What to work on ▸ Reproduce the records below word for word, beginning at their first line and ending after the line containing "The inner eccentric 704 is at (188, 263).". Leave the pictures out.

[Source records start]

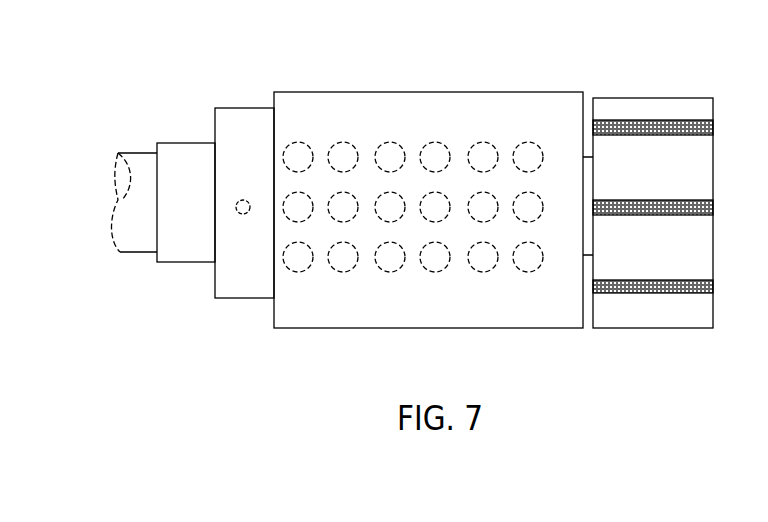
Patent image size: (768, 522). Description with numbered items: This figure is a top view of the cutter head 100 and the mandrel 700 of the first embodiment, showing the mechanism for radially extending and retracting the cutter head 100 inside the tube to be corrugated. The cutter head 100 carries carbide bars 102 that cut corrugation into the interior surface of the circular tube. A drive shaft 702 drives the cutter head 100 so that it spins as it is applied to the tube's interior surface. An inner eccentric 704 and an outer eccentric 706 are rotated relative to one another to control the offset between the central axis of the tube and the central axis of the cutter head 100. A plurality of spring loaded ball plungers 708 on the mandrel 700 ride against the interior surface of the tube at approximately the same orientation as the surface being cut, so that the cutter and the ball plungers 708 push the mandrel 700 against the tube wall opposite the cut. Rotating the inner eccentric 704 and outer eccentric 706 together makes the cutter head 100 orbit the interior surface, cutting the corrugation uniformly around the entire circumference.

The cutter head 100 is at (683, 40).
The carbide bars 102 is at (642, 122).
The mandrel 700 is at (410, 92).
The drive shaft 702 is at (138, 254).
The inner eccentric 704 is at (188, 263).
The outer eccentric 706 is at (252, 299).
The spring loaded ball plungers 708 is at (378, 147).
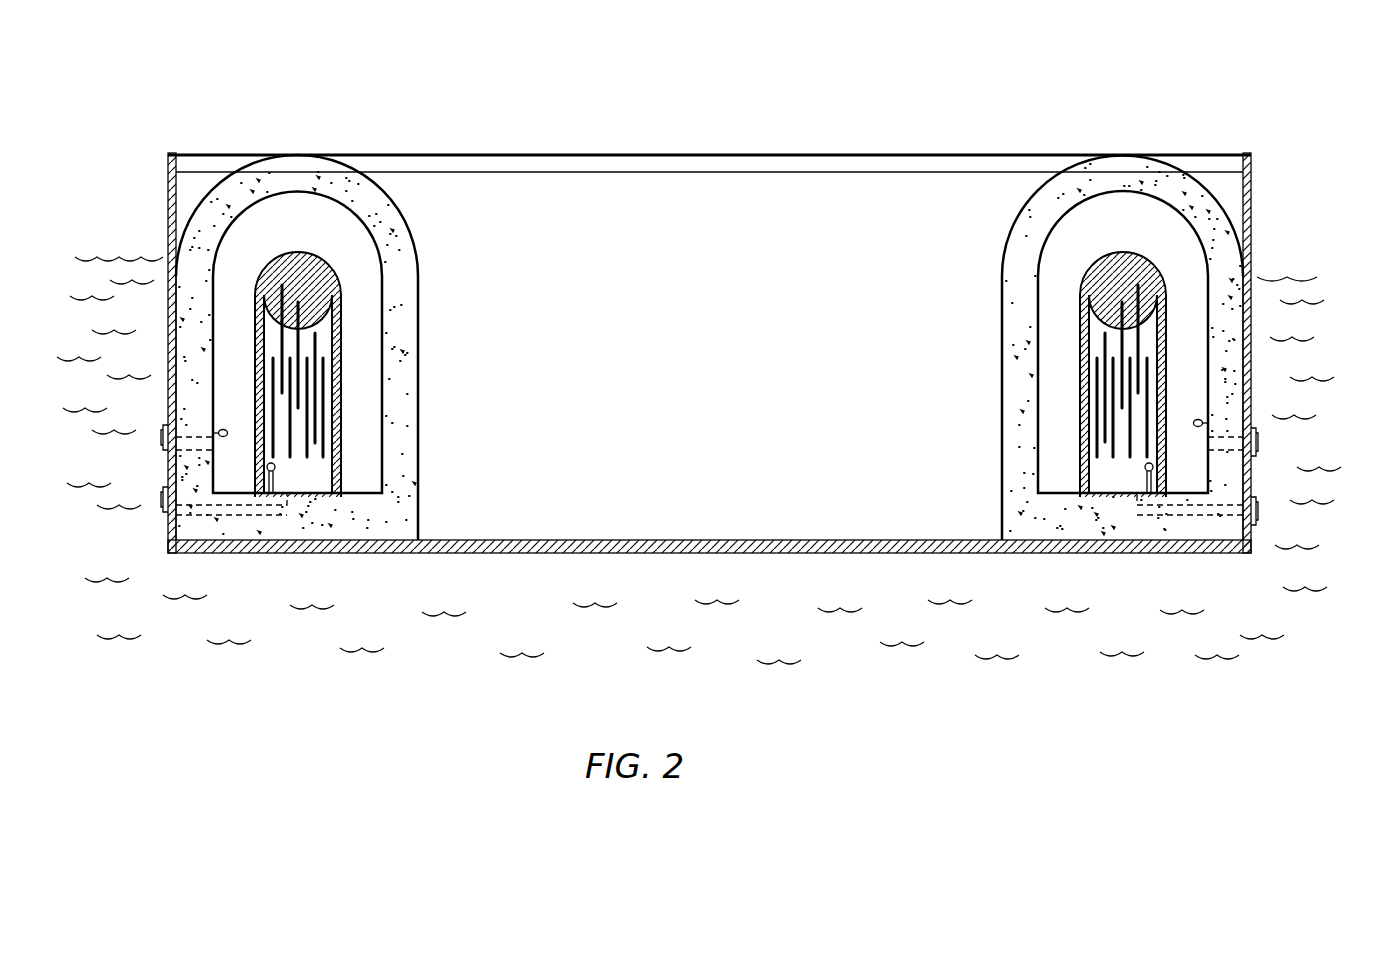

[Source records end]

Solution to the exercise ▸
Patent image size: (768, 522). Description with numbered items: This figure is a top view of the cutter head 100 and the mandrel 700 of the first embodiment, showing the mechanism for radially extending and retracting the cutter head 100 inside the tube to be corrugated. The cutter head 100 carries carbide bars 102 that cut corrugation into the interior surface of the circular tube. A drive shaft 702 drives the cutter head 100 so that it spins as it is applied to the tube's interior surface. An inner eccentric 704 and an outer eccentric 706 are rotated relative to one another to control the offset between the central axis of the tube and the central axis of the cutter head 100. A plurality of spring loaded ball plungers 708 on the mandrel 700 ride against the interior surface of the tube at approximately the same orientation as the surface being cut, so that the cutter and the ball plungers 708 push the mandrel 700 against the tube wall opposite the cut. Rotating the inner eccentric 704 and outer eccentric 706 together makes the cutter head 100 orbit the interior surface, cutting the corrugation uniformly around the entire circumference.

The cutter head 100 is at (683, 40).
The carbide bars 102 is at (642, 122).
The mandrel 700 is at (410, 92).
The drive shaft 702 is at (138, 254).
The inner eccentric 704 is at (188, 263).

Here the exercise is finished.